Begin
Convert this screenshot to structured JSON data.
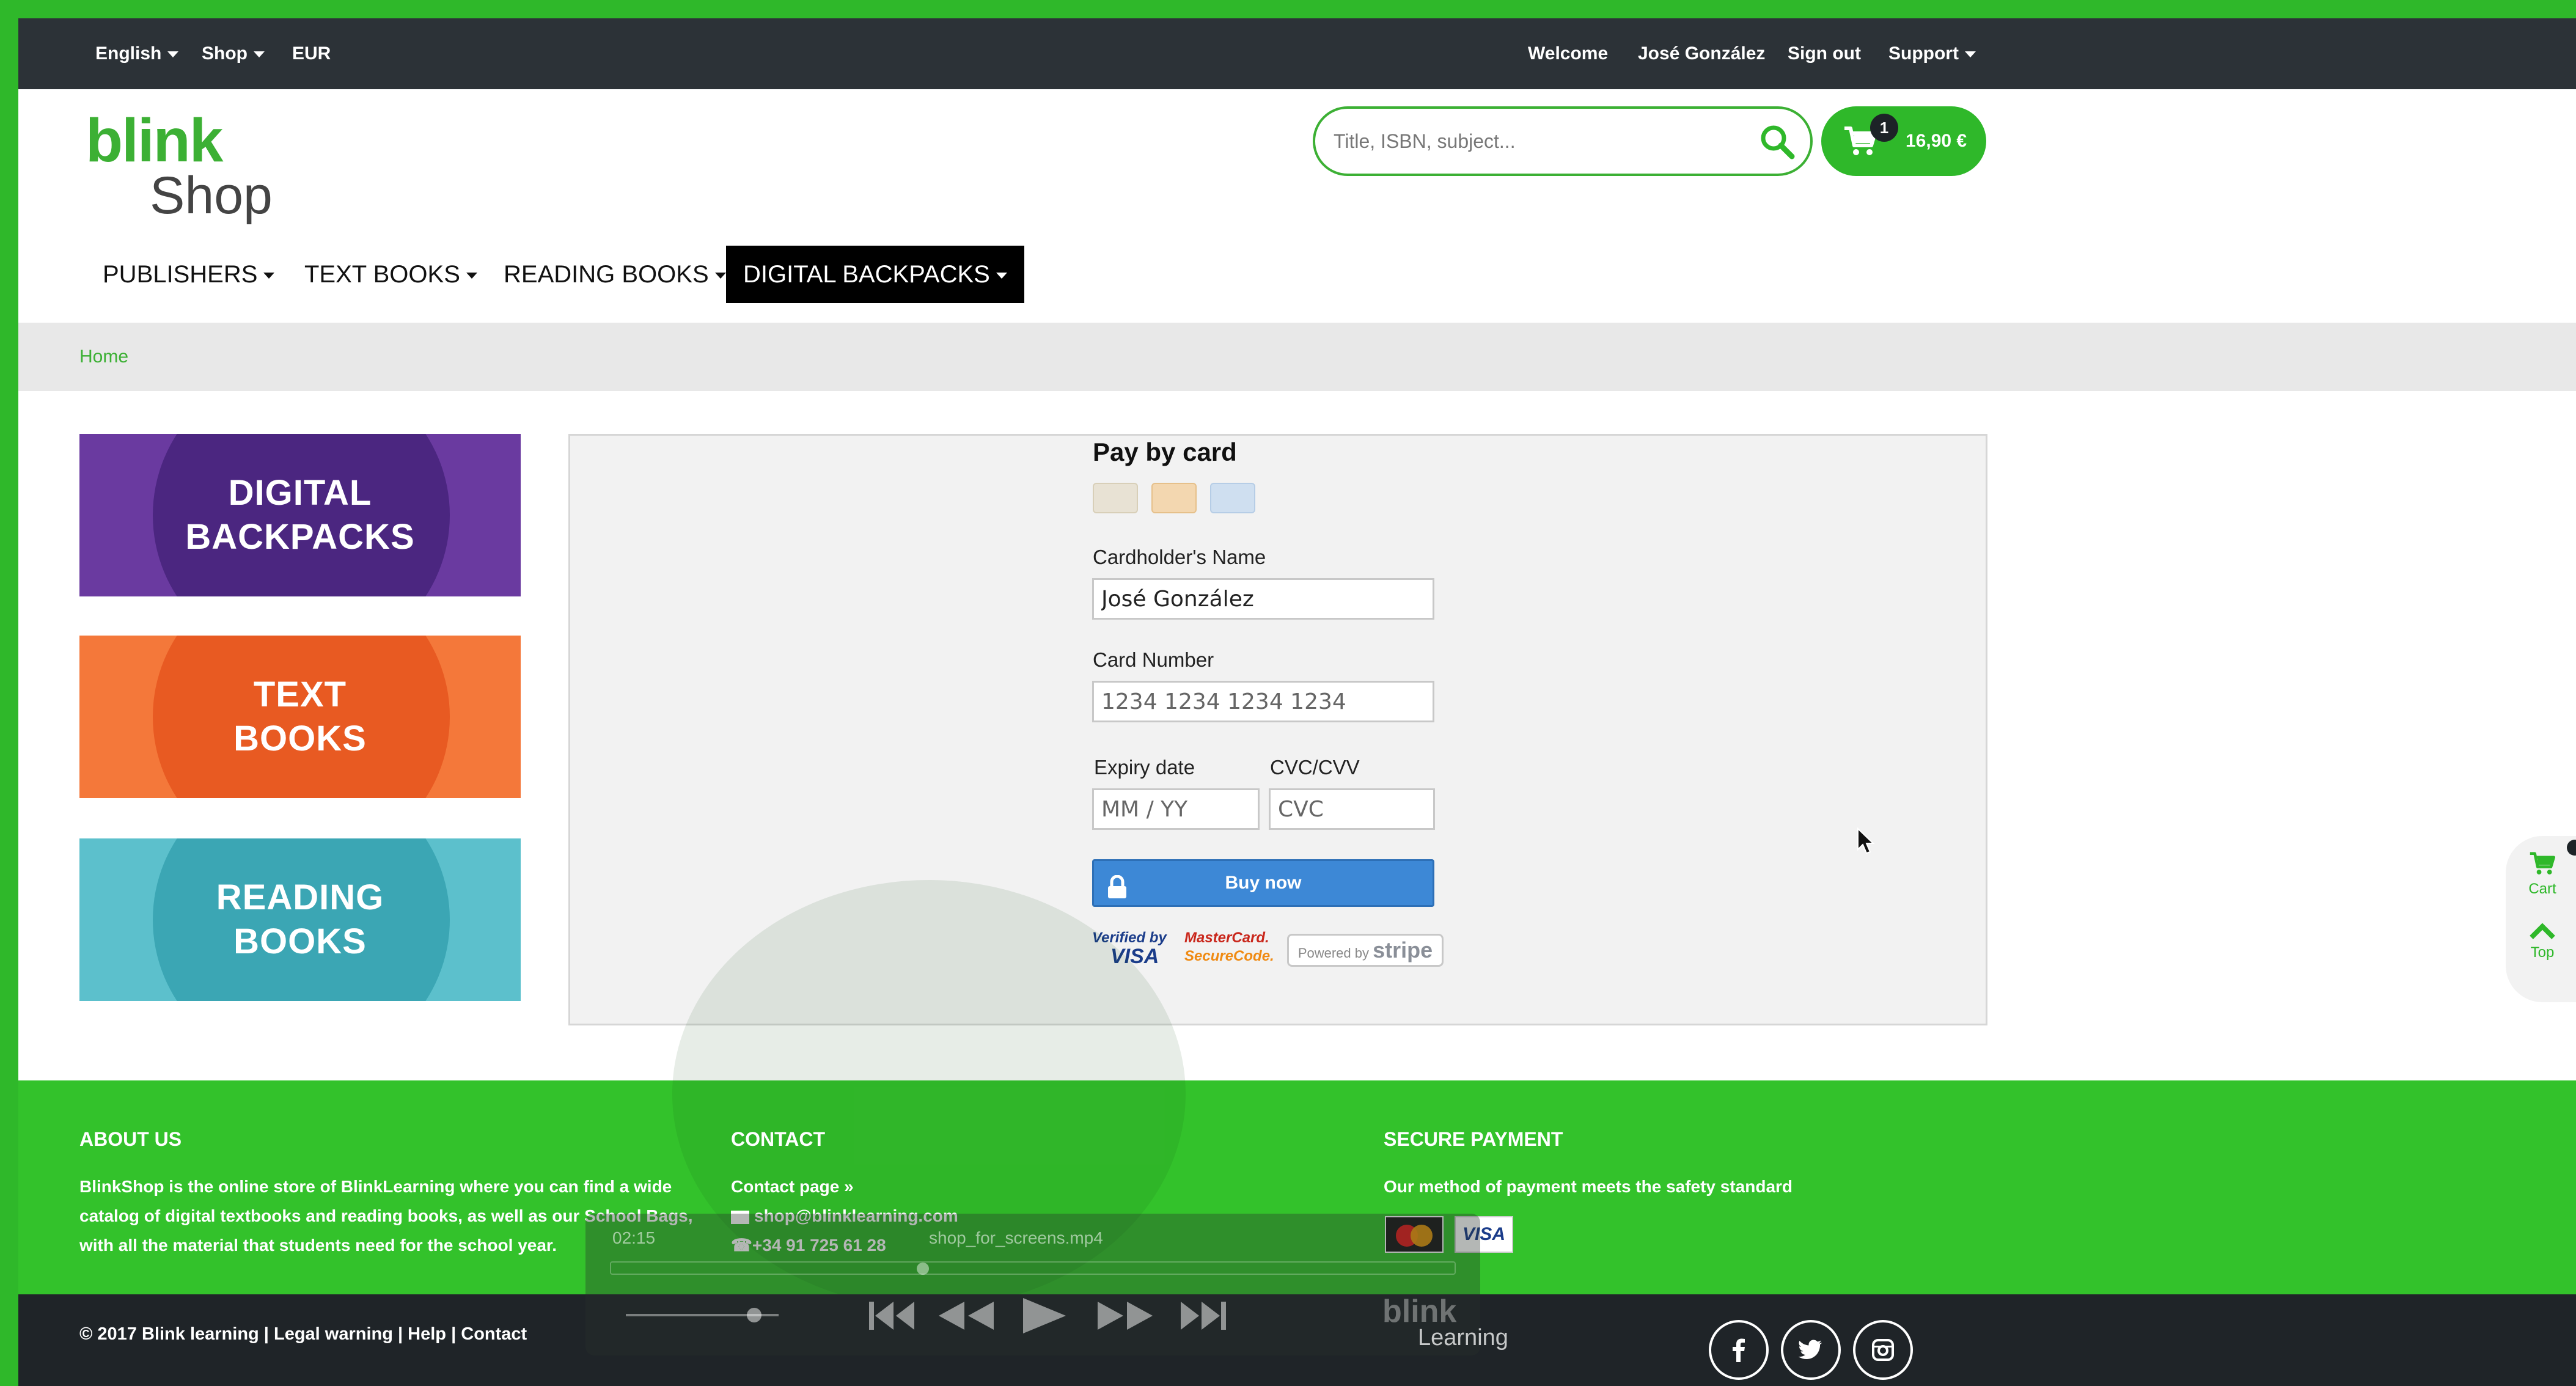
{
  "colors": {
    "brand_green": "#2fb82a",
    "topbar_bg": "#2c3237",
    "footer_green": "#33c22b",
    "footer_bottom_bg": "#1f2428",
    "buy_button_blue": "#3d88d6",
    "backpacks_purple": "#6a3aa0",
    "textbooks_orange": "#f4783a",
    "reading_teal": "#5cc0cc"
  },
  "topbar": {
    "language": "English",
    "shop": "Shop",
    "currency": "EUR",
    "welcome": "Welcome",
    "user_name": "José González",
    "sign_out": "Sign out",
    "support": "Support"
  },
  "header": {
    "logo_blink": "blink",
    "logo_shop": "Shop",
    "search_placeholder": "Title, ISBN, subject...",
    "search_icon": "search-icon",
    "cart_icon": "cart-icon",
    "cart_count": "1",
    "cart_total": "16,90 €"
  },
  "nav": {
    "items": [
      {
        "label": "PUBLISHERS"
      },
      {
        "label": "TEXT BOOKS"
      },
      {
        "label": "READING BOOKS"
      },
      {
        "label": "DIGITAL BACKPACKS",
        "active": true
      }
    ]
  },
  "breadcrumb": {
    "home": "Home"
  },
  "banners": {
    "backpacks": "DIGITAL\nBACKPACKS",
    "textbooks": "TEXT\nBOOKS",
    "reading": "READING\nBOOKS"
  },
  "payment": {
    "title": "Pay by card",
    "cardholder_label": "Cardholder's Name",
    "cardholder_value": "José González",
    "card_number_label": "Card Number",
    "card_number_placeholder": "1234 1234 1234 1234",
    "expiry_label": "Expiry date",
    "expiry_placeholder": "MM / YY",
    "cvc_label": "CVC/CVV",
    "cvc_placeholder": "CVC",
    "buy_label": "Buy now",
    "verified_by": "Verified by",
    "visa": "VISA",
    "mastercard": "MasterCard.",
    "securecode": "SecureCode.",
    "powered_by": "Powered by",
    "stripe": "stripe"
  },
  "side_widget": {
    "cart": "Cart",
    "top": "Top"
  },
  "footer": {
    "about_title": "ABOUT US",
    "about_text_1": "BlinkShop is the online store of BlinkLearning where you can find a wide",
    "about_text_2": "catalog of digital textbooks and reading books, as well as our School Bags,",
    "about_text_3": "with all the material that students need for the school year.",
    "contact_title": "CONTACT",
    "contact_page": "Contact page »",
    "contact_email": "shop@blinklearning.com",
    "contact_phone": "+34 91 725 61 28",
    "secure_title": "SECURE PAYMENT",
    "secure_text": "Our method of payment meets the safety standard",
    "copyright": "© 2017 Blink learning | Legal warning | Help | Contact"
  },
  "video_overlay": {
    "time": "02:15",
    "filename": "shop_for_screens.mp4",
    "progress_fraction": 0.37,
    "logo": "blink",
    "logo_sub": "Learning"
  }
}
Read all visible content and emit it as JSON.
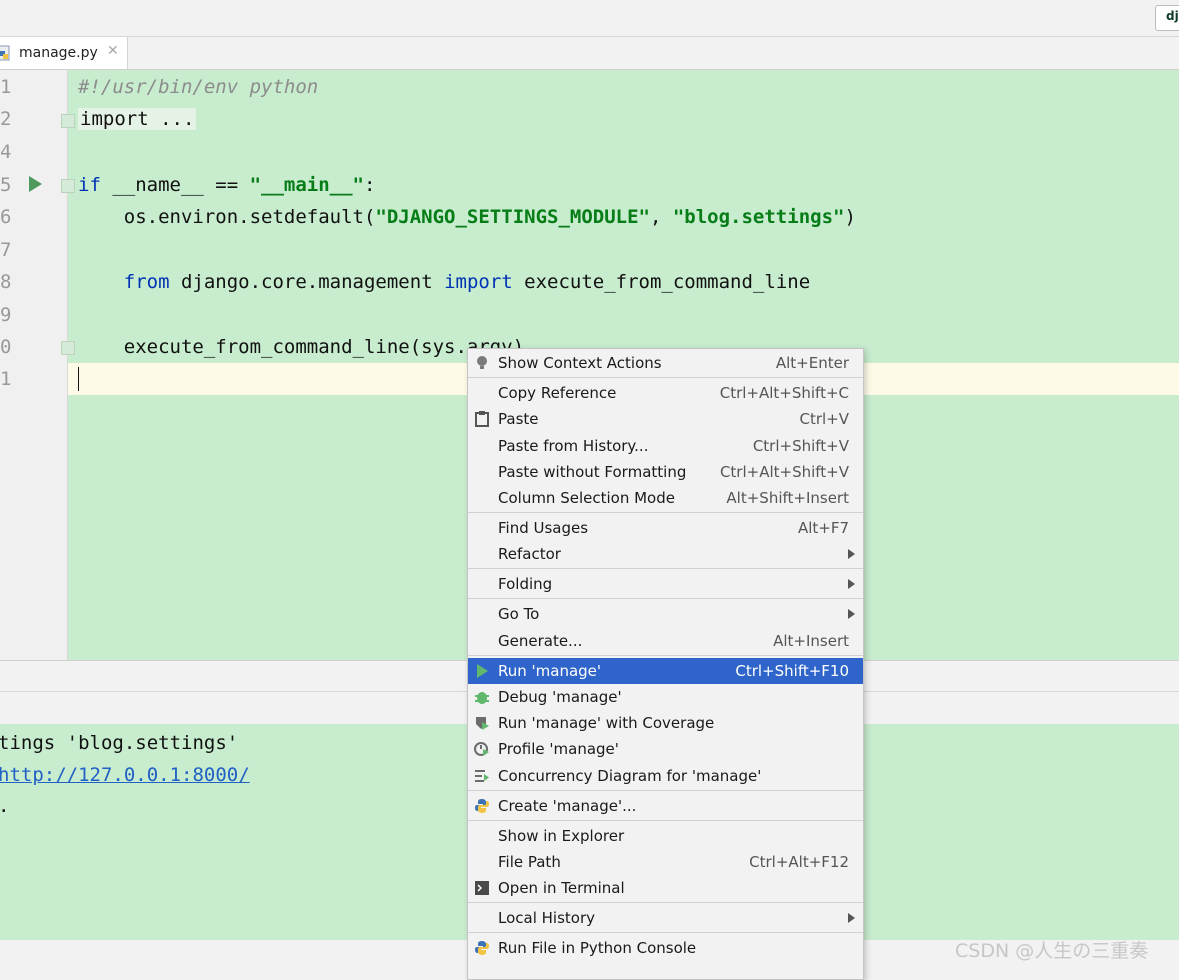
{
  "toolbar": {
    "django_button": "dj"
  },
  "tab": {
    "label": "manage.py",
    "close": "✕"
  },
  "editor": {
    "line_numbers": [
      "1",
      "2",
      "4",
      "5",
      "6",
      "7",
      "8",
      "9",
      "0",
      "1"
    ],
    "lines": {
      "l1": "#!/usr/bin/env python",
      "l2": "import ...",
      "l5_kw": "if",
      "l5_mid": " __name__ == ",
      "l5_str": "\"__main__\"",
      "l5_end": ":",
      "l6_a": "    os.environ.setdefault(",
      "l6_s1": "\"DJANGO_SETTINGS_MODULE\"",
      "l6_b": ", ",
      "l6_s2": "\"blog.settings\"",
      "l6_c": ")",
      "l8_kw1": "from",
      "l8_mid": " django.core.management ",
      "l8_kw2": "import",
      "l8_end": " execute_from_command_line",
      "l10": "    execute_from_command_line(sys.argv)"
    }
  },
  "console": {
    "line1": "tings 'blog.settings'",
    "link": "http://127.0.0.1:8000/",
    "line3": "."
  },
  "watermark": "CSDN @人生の三重奏",
  "menu": {
    "items": [
      {
        "label": "Show Context Actions",
        "shortcut": "Alt+Enter",
        "icon": "lightbulb-icon"
      },
      {
        "label": "Copy Reference",
        "shortcut": "Ctrl+Alt+Shift+C"
      },
      {
        "label": "Paste",
        "shortcut": "Ctrl+V",
        "icon": "clipboard-icon"
      },
      {
        "label": "Paste from History...",
        "shortcut": "Ctrl+Shift+V"
      },
      {
        "label": "Paste without Formatting",
        "shortcut": "Ctrl+Alt+Shift+V"
      },
      {
        "label": "Column Selection Mode",
        "shortcut": "Alt+Shift+Insert"
      },
      {
        "label": "Find Usages",
        "shortcut": "Alt+F7"
      },
      {
        "label": "Refactor",
        "shortcut": ""
      },
      {
        "label": "Folding",
        "shortcut": ""
      },
      {
        "label": "Go To",
        "shortcut": ""
      },
      {
        "label": "Generate...",
        "shortcut": "Alt+Insert"
      },
      {
        "label": "Run 'manage'",
        "shortcut": "Ctrl+Shift+F10",
        "icon": "run-icon"
      },
      {
        "label": "Debug 'manage'",
        "shortcut": "",
        "icon": "bug-icon"
      },
      {
        "label": "Run 'manage' with Coverage",
        "shortcut": "",
        "icon": "coverage-icon"
      },
      {
        "label": "Profile 'manage'",
        "shortcut": "",
        "icon": "profile-icon"
      },
      {
        "label": "Concurrency Diagram for 'manage'",
        "shortcut": "",
        "icon": "concurrency-icon"
      },
      {
        "label": "Create 'manage'...",
        "shortcut": "",
        "icon": "python-icon"
      },
      {
        "label": "Show in Explorer",
        "shortcut": ""
      },
      {
        "label": "File Path",
        "shortcut": "Ctrl+Alt+F12"
      },
      {
        "label": "Open in Terminal",
        "shortcut": "",
        "icon": "terminal-icon"
      },
      {
        "label": "Local History",
        "shortcut": ""
      },
      {
        "label": "Run File in Python Console",
        "shortcut": "",
        "icon": "python-icon"
      }
    ]
  },
  "colors": {
    "editor_bg": "#c8ecce",
    "selection": "#2f65ca",
    "keyword": "#0033b3",
    "string": "#067d17"
  }
}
End
→ **STATED GOAL**
Find each line with the string "González" and copy it out.

→ **ANSWER TO THE PROBLEM**
    "user_name": "José González",
    "cardholder_value": "José González",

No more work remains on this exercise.